WRITTEN REQUEST: Go through the entries below and collect each line with the string "vacunación" in it.

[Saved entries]
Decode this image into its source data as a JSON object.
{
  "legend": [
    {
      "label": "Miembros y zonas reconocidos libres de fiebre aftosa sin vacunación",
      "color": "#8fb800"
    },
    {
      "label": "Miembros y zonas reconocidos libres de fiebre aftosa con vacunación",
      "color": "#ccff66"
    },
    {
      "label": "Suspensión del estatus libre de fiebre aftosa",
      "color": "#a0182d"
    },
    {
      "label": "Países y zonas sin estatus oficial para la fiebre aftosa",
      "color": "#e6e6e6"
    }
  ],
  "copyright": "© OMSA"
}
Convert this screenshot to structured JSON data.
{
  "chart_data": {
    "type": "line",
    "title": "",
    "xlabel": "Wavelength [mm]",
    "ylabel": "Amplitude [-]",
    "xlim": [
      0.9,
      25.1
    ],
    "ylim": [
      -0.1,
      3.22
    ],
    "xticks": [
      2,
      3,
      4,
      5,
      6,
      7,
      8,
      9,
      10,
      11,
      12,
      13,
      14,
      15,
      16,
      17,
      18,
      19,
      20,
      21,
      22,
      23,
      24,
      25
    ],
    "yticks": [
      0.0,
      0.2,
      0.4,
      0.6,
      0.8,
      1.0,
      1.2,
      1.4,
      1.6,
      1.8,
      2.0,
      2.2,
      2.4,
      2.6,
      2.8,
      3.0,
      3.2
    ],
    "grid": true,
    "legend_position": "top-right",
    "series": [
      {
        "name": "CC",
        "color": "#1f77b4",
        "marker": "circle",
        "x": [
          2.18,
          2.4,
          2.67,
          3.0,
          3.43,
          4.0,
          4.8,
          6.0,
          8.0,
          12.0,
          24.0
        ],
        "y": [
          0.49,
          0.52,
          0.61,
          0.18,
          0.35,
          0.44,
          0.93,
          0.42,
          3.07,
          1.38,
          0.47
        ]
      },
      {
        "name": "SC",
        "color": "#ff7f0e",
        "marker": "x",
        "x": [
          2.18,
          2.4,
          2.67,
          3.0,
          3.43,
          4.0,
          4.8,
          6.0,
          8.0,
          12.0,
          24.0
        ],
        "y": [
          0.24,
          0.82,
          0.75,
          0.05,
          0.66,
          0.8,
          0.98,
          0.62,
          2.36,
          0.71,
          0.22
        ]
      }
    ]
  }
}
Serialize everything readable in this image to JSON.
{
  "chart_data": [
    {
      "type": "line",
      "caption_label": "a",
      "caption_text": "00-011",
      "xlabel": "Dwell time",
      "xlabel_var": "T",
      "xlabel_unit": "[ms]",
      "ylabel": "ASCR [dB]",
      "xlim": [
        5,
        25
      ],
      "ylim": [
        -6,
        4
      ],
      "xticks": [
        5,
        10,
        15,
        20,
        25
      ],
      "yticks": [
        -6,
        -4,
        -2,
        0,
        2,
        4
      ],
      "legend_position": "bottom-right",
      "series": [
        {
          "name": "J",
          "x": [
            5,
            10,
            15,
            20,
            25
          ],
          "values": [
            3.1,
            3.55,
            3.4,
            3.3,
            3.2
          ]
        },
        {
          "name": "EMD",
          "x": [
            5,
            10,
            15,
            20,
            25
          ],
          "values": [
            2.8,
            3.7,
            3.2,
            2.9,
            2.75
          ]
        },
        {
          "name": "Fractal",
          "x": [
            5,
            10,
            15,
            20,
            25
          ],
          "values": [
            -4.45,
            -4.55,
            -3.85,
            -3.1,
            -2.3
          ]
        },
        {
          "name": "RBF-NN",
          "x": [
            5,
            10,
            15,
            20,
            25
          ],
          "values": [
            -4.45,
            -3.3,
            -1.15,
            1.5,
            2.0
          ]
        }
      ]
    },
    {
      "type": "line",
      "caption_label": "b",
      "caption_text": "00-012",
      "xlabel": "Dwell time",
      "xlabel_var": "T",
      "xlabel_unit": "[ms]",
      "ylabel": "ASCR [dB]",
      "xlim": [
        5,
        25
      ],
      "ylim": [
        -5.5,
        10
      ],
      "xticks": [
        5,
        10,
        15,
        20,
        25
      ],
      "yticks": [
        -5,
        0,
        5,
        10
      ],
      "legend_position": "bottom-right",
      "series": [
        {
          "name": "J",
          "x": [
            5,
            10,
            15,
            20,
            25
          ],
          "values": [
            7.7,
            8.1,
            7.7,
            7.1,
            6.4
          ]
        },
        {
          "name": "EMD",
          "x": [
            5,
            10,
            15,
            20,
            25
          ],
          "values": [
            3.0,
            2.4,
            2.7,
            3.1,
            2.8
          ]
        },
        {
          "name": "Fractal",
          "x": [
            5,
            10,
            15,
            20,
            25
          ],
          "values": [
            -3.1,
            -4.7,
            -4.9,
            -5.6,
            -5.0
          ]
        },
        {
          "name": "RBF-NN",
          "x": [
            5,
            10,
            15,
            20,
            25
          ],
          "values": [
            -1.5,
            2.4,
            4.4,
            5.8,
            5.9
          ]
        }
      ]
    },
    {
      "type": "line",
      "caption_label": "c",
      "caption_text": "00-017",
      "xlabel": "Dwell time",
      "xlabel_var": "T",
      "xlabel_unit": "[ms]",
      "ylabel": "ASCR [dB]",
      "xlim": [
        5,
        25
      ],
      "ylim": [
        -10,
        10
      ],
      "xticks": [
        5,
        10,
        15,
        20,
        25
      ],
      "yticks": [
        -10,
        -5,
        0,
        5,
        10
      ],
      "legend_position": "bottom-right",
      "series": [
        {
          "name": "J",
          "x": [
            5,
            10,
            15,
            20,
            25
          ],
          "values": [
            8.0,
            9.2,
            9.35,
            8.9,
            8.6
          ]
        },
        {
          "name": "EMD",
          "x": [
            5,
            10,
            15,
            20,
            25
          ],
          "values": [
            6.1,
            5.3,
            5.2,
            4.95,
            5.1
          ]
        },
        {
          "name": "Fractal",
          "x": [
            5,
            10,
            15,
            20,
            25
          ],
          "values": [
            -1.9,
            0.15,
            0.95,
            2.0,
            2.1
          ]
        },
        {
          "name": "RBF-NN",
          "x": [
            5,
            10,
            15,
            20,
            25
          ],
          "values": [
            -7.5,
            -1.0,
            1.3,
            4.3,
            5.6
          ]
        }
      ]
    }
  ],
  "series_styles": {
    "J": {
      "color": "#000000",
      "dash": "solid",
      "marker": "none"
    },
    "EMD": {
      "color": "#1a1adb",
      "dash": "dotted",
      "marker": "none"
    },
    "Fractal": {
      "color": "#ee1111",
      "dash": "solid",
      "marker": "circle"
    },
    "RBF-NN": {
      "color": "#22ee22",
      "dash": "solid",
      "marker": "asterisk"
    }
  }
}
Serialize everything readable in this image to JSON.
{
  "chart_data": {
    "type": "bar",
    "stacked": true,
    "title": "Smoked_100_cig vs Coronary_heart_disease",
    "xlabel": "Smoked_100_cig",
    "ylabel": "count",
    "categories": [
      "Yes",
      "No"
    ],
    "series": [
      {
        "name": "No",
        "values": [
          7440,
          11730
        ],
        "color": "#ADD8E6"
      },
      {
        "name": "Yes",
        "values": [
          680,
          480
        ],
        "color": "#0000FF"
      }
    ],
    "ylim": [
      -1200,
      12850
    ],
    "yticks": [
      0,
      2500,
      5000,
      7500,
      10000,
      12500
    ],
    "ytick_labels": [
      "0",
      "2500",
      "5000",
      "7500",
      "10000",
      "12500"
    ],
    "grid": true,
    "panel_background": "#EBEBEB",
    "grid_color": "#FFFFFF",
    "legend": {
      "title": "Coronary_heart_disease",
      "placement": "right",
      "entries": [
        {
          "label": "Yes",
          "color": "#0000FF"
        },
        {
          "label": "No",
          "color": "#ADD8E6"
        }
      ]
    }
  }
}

SOLUTION TO THIS TASK:
      "label": "Miembros y zonas reconocidos libres de fiebre aftosa sin vacunación",
      "label": "Miembros y zonas reconocidos libres de fiebre aftosa con vacunación",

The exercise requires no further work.